* Material shown:

● ● ●

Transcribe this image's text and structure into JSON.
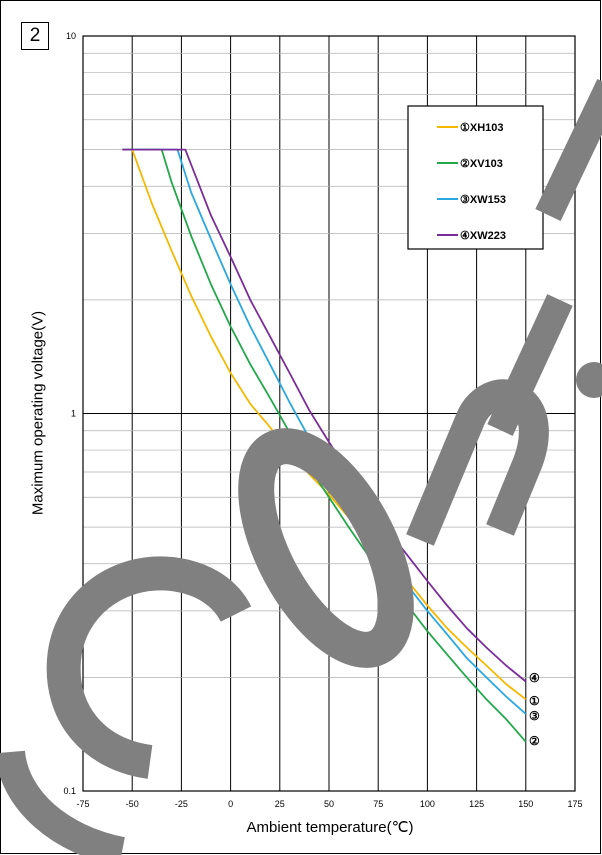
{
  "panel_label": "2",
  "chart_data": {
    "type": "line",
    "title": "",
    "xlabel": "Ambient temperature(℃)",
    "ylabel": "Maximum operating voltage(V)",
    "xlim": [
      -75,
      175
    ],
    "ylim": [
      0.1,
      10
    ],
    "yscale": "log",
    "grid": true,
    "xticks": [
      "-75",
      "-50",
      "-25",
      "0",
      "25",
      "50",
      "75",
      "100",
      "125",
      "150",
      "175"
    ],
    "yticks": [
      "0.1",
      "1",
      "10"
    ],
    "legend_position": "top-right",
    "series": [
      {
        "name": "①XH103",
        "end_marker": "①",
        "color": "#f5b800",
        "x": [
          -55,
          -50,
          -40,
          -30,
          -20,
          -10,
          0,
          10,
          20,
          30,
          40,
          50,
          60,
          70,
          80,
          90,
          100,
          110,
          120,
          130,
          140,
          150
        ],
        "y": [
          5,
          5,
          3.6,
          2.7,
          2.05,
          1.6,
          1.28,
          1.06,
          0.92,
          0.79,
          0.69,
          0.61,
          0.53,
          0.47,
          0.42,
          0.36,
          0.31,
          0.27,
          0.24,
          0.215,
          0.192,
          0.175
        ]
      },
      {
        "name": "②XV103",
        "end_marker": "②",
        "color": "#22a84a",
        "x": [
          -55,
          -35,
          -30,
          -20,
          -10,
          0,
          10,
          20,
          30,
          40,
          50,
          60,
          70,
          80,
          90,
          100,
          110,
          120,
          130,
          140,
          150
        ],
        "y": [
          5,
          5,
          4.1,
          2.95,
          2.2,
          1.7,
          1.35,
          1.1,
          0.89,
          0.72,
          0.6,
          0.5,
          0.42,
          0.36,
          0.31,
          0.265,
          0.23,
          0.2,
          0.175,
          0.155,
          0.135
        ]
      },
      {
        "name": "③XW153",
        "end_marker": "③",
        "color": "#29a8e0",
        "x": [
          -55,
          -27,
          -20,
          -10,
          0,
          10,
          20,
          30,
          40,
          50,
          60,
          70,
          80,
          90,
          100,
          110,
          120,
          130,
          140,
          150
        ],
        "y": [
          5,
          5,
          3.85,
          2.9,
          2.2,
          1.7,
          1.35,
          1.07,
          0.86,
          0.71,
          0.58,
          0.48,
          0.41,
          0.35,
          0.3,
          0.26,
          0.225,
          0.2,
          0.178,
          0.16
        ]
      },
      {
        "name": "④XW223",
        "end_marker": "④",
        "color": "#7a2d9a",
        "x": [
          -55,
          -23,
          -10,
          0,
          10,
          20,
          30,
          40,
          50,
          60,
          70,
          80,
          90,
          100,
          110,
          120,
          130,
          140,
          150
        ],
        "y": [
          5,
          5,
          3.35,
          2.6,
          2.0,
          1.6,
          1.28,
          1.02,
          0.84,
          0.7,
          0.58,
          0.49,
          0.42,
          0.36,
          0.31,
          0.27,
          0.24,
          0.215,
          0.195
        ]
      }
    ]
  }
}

● ● ●

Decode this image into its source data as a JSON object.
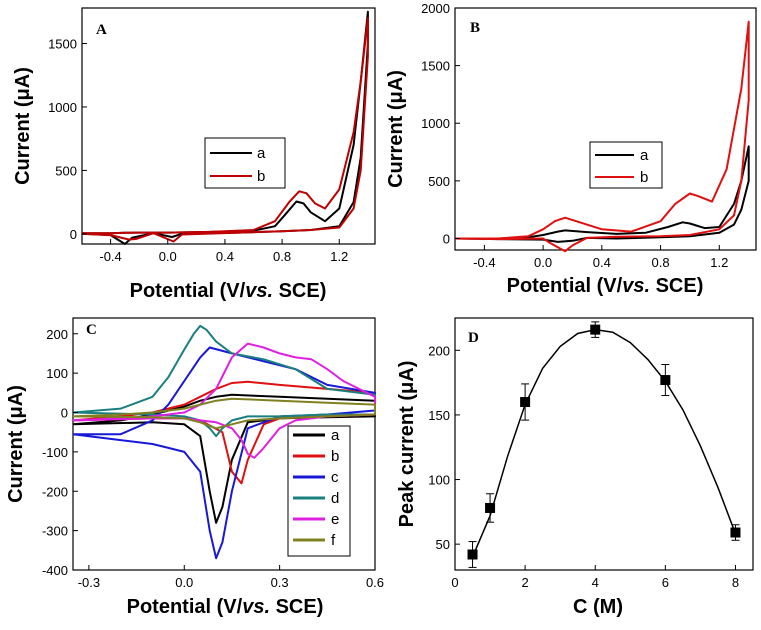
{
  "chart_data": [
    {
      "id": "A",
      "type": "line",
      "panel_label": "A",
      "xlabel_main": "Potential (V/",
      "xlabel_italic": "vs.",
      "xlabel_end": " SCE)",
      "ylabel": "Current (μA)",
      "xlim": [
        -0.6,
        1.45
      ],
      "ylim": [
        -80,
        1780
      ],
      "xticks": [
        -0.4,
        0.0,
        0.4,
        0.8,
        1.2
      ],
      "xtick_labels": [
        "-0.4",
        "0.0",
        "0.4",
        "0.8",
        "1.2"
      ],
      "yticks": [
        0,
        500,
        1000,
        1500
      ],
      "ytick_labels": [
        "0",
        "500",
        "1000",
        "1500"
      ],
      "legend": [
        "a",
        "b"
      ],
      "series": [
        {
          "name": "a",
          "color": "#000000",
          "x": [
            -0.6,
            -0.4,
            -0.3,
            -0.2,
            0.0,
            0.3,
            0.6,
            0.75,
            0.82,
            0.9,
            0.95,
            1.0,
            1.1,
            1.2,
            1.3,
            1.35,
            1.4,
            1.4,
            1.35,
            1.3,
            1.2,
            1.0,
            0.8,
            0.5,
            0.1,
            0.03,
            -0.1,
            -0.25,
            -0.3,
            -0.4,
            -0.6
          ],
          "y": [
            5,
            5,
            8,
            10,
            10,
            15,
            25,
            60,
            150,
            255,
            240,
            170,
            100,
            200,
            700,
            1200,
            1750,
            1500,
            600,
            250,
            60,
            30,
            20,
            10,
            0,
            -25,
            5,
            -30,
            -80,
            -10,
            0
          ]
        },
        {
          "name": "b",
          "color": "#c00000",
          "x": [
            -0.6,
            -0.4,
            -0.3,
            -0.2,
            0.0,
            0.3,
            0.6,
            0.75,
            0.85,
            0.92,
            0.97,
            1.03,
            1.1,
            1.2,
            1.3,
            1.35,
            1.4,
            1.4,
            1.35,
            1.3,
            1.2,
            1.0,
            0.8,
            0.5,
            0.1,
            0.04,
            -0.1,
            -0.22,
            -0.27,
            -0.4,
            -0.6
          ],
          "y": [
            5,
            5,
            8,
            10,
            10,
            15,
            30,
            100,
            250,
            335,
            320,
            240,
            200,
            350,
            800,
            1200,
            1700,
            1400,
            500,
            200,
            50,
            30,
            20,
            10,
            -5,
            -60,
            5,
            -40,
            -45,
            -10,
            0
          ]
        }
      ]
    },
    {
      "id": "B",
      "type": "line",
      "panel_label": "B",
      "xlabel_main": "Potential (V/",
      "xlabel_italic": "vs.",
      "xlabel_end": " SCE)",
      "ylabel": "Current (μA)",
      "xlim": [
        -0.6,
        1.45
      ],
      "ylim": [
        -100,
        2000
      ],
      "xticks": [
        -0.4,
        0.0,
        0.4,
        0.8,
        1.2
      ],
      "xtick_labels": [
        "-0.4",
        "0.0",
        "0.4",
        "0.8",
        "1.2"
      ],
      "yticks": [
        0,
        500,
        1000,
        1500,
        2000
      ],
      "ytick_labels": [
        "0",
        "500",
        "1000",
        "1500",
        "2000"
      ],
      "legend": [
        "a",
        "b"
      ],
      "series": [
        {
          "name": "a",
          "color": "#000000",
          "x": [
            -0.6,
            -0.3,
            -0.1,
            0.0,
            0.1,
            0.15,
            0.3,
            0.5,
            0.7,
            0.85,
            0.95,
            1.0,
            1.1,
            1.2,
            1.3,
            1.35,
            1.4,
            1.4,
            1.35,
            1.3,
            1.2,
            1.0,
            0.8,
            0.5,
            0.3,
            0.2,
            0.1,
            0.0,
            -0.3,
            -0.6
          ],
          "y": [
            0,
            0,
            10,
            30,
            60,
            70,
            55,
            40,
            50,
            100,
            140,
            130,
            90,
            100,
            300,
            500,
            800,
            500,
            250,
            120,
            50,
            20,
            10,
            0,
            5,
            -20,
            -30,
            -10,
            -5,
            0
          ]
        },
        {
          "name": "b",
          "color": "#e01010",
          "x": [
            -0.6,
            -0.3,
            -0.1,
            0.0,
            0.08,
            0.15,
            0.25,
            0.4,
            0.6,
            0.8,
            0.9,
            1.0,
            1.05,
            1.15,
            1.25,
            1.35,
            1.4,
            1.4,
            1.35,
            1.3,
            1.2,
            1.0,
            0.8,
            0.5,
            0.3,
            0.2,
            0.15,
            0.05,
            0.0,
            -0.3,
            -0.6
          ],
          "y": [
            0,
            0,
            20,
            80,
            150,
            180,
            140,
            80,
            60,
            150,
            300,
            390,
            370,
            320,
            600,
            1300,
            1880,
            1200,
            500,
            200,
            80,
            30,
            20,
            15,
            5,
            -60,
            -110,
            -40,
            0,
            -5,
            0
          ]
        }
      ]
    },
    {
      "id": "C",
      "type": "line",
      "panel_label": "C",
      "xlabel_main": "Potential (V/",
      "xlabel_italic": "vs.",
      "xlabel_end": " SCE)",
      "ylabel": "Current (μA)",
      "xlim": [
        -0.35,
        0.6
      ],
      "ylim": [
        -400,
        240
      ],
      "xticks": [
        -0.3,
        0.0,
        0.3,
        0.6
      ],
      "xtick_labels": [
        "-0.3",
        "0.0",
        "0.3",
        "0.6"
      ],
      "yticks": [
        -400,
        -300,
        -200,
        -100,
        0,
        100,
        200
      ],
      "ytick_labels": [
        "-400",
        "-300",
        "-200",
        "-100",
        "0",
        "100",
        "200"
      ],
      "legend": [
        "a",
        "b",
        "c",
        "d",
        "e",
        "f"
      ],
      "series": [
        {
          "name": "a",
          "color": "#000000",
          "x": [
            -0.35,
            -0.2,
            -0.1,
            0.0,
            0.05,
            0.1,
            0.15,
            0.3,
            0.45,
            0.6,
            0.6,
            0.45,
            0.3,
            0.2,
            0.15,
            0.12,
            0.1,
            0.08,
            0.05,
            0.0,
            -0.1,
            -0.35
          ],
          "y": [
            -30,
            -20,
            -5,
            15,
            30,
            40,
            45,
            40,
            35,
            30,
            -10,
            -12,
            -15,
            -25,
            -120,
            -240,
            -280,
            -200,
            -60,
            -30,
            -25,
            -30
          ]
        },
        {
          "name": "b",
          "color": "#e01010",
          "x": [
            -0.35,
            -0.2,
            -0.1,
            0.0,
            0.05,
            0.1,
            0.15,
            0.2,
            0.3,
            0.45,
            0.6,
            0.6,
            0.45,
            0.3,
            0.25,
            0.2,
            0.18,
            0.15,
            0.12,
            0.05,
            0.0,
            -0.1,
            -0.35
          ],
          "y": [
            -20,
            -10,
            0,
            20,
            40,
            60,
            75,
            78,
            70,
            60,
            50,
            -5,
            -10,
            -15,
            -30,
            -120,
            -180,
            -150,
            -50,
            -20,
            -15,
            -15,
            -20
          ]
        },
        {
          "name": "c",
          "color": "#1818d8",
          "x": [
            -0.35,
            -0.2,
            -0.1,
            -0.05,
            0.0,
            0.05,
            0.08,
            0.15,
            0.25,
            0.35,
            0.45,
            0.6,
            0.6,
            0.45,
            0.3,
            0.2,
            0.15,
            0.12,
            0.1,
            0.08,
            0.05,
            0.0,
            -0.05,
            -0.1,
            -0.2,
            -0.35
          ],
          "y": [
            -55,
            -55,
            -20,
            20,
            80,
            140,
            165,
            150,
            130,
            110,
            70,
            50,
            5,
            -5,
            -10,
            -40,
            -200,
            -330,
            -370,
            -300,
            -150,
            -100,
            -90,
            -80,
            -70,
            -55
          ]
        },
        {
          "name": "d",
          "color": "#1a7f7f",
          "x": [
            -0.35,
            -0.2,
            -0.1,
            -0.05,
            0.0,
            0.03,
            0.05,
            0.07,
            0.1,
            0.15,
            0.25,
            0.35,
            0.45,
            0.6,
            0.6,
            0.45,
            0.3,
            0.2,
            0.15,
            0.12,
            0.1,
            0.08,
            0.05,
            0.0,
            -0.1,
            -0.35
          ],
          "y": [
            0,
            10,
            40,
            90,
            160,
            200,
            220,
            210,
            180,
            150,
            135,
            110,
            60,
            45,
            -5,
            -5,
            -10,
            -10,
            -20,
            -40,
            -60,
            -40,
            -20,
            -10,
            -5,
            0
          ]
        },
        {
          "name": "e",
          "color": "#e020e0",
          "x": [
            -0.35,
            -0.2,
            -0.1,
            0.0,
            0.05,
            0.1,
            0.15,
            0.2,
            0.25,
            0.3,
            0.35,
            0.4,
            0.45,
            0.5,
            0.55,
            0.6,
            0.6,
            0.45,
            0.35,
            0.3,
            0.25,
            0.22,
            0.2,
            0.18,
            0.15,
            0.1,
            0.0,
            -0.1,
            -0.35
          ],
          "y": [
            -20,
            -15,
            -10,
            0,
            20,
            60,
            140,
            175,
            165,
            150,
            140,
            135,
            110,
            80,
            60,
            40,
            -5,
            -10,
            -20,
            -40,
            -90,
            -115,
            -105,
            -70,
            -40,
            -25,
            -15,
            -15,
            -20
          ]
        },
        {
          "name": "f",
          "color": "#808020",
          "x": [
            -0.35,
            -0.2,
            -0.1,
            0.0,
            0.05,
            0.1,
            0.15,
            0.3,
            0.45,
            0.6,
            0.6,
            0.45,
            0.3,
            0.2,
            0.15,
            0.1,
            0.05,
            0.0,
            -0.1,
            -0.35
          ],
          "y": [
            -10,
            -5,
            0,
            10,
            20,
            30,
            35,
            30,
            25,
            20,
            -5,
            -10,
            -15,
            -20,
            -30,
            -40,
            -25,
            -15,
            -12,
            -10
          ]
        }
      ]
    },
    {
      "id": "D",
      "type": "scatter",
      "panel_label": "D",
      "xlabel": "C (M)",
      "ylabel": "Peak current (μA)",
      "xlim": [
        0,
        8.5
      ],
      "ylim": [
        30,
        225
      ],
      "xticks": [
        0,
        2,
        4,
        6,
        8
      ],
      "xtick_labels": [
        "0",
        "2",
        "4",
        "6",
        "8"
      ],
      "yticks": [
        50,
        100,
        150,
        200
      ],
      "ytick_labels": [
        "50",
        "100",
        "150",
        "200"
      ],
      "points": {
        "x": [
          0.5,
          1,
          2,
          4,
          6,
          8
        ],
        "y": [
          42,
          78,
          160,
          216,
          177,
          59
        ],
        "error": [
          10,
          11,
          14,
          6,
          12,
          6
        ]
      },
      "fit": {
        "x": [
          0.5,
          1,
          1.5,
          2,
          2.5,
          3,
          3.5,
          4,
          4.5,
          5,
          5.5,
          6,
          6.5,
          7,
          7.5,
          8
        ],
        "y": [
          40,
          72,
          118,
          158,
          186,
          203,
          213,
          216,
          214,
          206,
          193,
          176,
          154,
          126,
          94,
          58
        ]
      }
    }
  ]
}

● ● ●

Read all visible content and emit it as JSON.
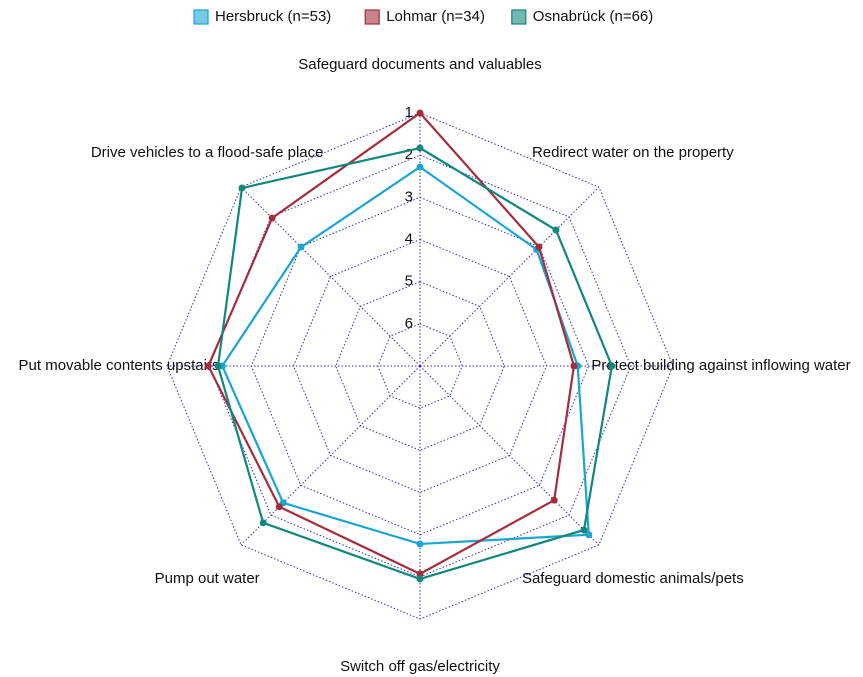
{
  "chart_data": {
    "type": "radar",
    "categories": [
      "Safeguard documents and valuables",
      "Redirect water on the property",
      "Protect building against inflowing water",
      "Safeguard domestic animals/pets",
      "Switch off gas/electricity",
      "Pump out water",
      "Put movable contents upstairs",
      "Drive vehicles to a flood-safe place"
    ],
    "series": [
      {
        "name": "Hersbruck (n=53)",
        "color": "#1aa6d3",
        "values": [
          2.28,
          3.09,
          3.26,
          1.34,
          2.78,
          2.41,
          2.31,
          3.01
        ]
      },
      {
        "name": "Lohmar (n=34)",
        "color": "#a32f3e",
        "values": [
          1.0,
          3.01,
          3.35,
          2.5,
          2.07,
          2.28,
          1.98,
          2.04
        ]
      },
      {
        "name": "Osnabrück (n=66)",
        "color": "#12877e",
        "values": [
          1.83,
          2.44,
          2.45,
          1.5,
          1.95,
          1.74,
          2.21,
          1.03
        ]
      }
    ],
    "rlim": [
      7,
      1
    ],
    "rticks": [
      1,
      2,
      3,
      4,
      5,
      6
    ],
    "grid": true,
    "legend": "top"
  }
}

● ● ●

* Exercise instructions: Select and copy each line from the data that includes the word "this".

* Exercise result:
Transcribe this image's text and structure into JSON.
Decode this image into its source data as a JSON object.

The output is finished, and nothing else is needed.